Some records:
<<<<

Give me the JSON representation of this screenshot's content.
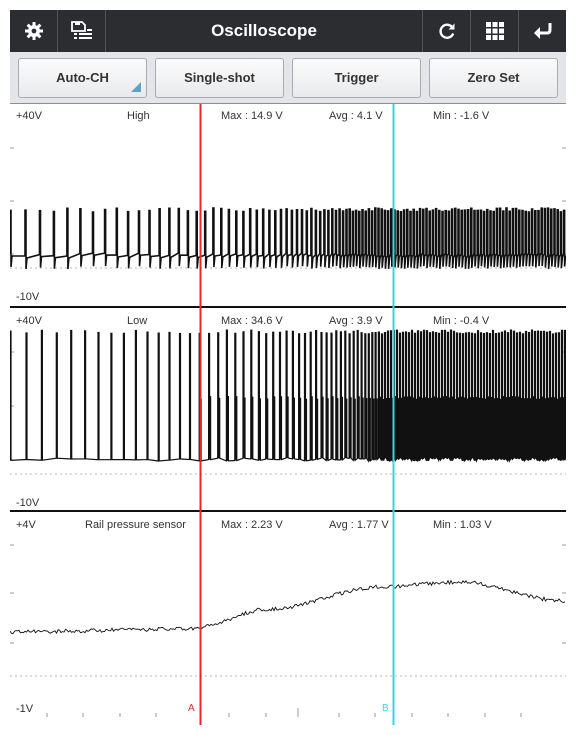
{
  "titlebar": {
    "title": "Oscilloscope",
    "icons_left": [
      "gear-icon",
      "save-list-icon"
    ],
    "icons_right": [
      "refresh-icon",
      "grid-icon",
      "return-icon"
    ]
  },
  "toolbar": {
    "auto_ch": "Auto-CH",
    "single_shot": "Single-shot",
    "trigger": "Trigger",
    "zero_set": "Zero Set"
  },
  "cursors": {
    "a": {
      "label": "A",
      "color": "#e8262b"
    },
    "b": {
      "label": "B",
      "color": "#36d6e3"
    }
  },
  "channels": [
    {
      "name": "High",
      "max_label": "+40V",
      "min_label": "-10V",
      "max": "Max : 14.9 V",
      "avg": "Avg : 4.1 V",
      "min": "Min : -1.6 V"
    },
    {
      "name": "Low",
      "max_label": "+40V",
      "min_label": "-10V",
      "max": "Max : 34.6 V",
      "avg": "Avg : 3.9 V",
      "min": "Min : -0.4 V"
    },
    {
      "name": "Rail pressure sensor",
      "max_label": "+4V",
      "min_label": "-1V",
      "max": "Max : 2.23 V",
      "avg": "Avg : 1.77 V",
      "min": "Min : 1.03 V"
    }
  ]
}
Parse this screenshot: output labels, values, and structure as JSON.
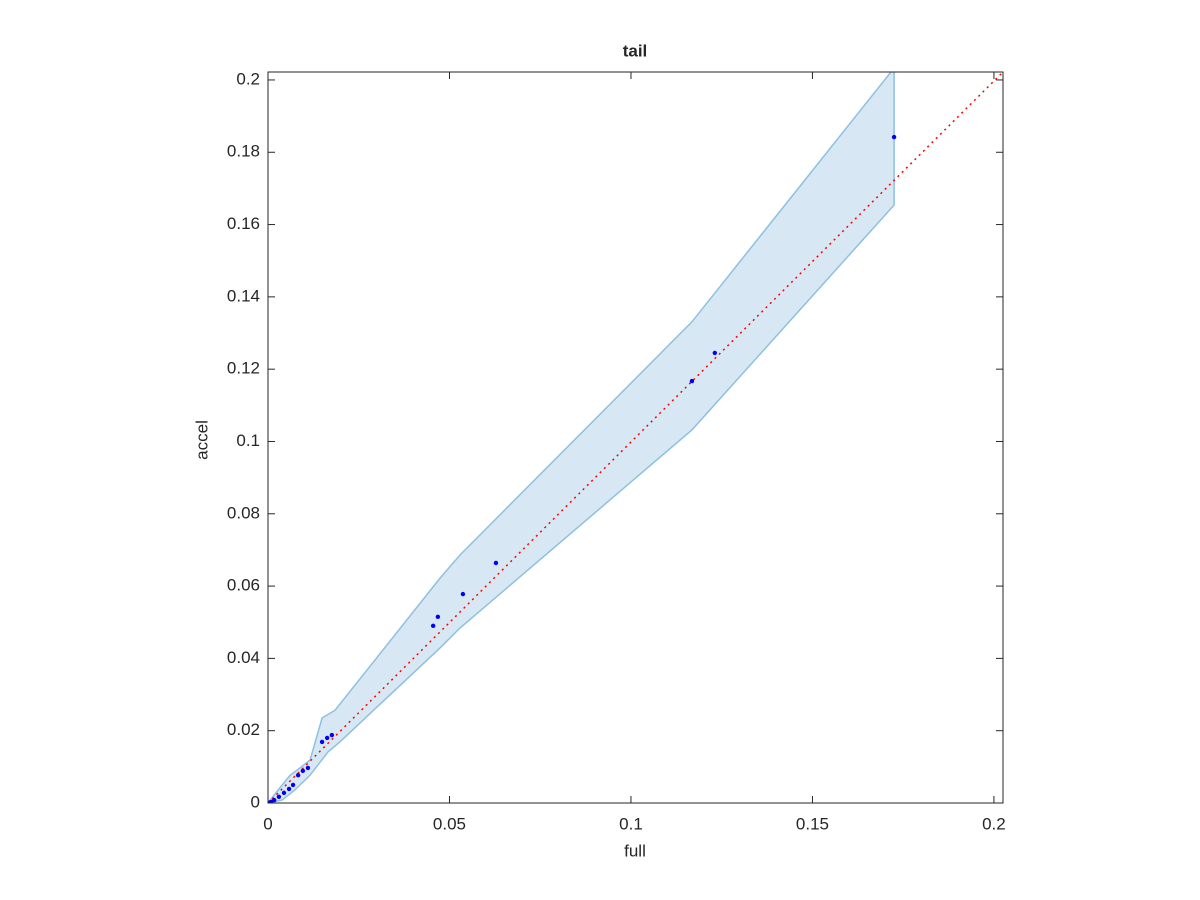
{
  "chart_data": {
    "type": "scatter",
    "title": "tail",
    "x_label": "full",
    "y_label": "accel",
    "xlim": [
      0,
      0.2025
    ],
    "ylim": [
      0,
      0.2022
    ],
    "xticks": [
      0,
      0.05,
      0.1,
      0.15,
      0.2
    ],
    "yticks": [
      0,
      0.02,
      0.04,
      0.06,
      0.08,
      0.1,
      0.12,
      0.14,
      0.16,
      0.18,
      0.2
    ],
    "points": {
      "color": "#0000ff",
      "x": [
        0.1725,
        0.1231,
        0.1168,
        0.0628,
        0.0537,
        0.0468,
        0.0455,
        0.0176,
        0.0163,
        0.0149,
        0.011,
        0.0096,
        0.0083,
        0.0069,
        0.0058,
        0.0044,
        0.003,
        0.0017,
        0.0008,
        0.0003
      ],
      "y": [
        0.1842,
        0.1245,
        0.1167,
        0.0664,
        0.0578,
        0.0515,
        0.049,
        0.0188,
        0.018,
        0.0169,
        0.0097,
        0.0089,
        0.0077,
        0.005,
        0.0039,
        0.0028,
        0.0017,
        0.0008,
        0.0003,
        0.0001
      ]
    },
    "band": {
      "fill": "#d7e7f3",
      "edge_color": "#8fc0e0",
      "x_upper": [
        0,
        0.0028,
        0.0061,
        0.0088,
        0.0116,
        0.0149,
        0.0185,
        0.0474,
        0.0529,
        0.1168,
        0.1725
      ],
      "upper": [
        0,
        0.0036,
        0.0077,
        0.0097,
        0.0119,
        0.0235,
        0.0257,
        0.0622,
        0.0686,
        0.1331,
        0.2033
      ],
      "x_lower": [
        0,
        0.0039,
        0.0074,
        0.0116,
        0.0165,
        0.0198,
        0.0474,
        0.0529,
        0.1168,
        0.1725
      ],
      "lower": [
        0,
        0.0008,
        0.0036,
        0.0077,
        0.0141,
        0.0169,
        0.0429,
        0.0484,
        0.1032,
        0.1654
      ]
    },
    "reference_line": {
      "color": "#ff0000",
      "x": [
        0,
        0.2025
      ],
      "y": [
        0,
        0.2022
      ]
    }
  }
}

>>>>

TASK GOAL: Restate every record exactly, please; do not copy the pictures.

EXERCISE RESULT:
Give me the JSON representation of this screenshot's content.
{
  "titlebar": {
    "title": "Oscilloscope",
    "icons_left": [
      "gear-icon",
      "save-list-icon"
    ],
    "icons_right": [
      "refresh-icon",
      "grid-icon",
      "return-icon"
    ]
  },
  "toolbar": {
    "auto_ch": "Auto-CH",
    "single_shot": "Single-shot",
    "trigger": "Trigger",
    "zero_set": "Zero Set"
  },
  "cursors": {
    "a": {
      "label": "A",
      "color": "#e8262b"
    },
    "b": {
      "label": "B",
      "color": "#36d6e3"
    }
  },
  "channels": [
    {
      "name": "High",
      "max_label": "+40V",
      "min_label": "-10V",
      "max": "Max : 14.9 V",
      "avg": "Avg : 4.1 V",
      "min": "Min : -1.6 V"
    },
    {
      "name": "Low",
      "max_label": "+40V",
      "min_label": "-10V",
      "max": "Max : 34.6 V",
      "avg": "Avg : 3.9 V",
      "min": "Min : -0.4 V"
    },
    {
      "name": "Rail pressure sensor",
      "max_label": "+4V",
      "min_label": "-1V",
      "max": "Max : 2.23 V",
      "avg": "Avg : 1.77 V",
      "min": "Min : 1.03 V"
    }
  ]
}
Parse this screenshot: output labels, values, and structure as JSON.
{
  "chart_data": {
    "type": "scatter",
    "title": "tail",
    "x_label": "full",
    "y_label": "accel",
    "xlim": [
      0,
      0.2025
    ],
    "ylim": [
      0,
      0.2022
    ],
    "xticks": [
      0,
      0.05,
      0.1,
      0.15,
      0.2
    ],
    "yticks": [
      0,
      0.02,
      0.04,
      0.06,
      0.08,
      0.1,
      0.12,
      0.14,
      0.16,
      0.18,
      0.2
    ],
    "points": {
      "color": "#0000ff",
      "x": [
        0.1725,
        0.1231,
        0.1168,
        0.0628,
        0.0537,
        0.0468,
        0.0455,
        0.0176,
        0.0163,
        0.0149,
        0.011,
        0.0096,
        0.0083,
        0.0069,
        0.0058,
        0.0044,
        0.003,
        0.0017,
        0.0008,
        0.0003
      ],
      "y": [
        0.1842,
        0.1245,
        0.1167,
        0.0664,
        0.0578,
        0.0515,
        0.049,
        0.0188,
        0.018,
        0.0169,
        0.0097,
        0.0089,
        0.0077,
        0.005,
        0.0039,
        0.0028,
        0.0017,
        0.0008,
        0.0003,
        0.0001
      ]
    },
    "band": {
      "fill": "#d7e7f3",
      "edge_color": "#8fc0e0",
      "x_upper": [
        0,
        0.0028,
        0.0061,
        0.0088,
        0.0116,
        0.0149,
        0.0185,
        0.0474,
        0.0529,
        0.1168,
        0.1725
      ],
      "upper": [
        0,
        0.0036,
        0.0077,
        0.0097,
        0.0119,
        0.0235,
        0.0257,
        0.0622,
        0.0686,
        0.1331,
        0.2033
      ],
      "x_lower": [
        0,
        0.0039,
        0.0074,
        0.0116,
        0.0165,
        0.0198,
        0.0474,
        0.0529,
        0.1168,
        0.1725
      ],
      "lower": [
        0,
        0.0008,
        0.0036,
        0.0077,
        0.0141,
        0.0169,
        0.0429,
        0.0484,
        0.1032,
        0.1654
      ]
    },
    "reference_line": {
      "color": "#ff0000",
      "x": [
        0,
        0.2025
      ],
      "y": [
        0,
        0.2022
      ]
    }
  }
}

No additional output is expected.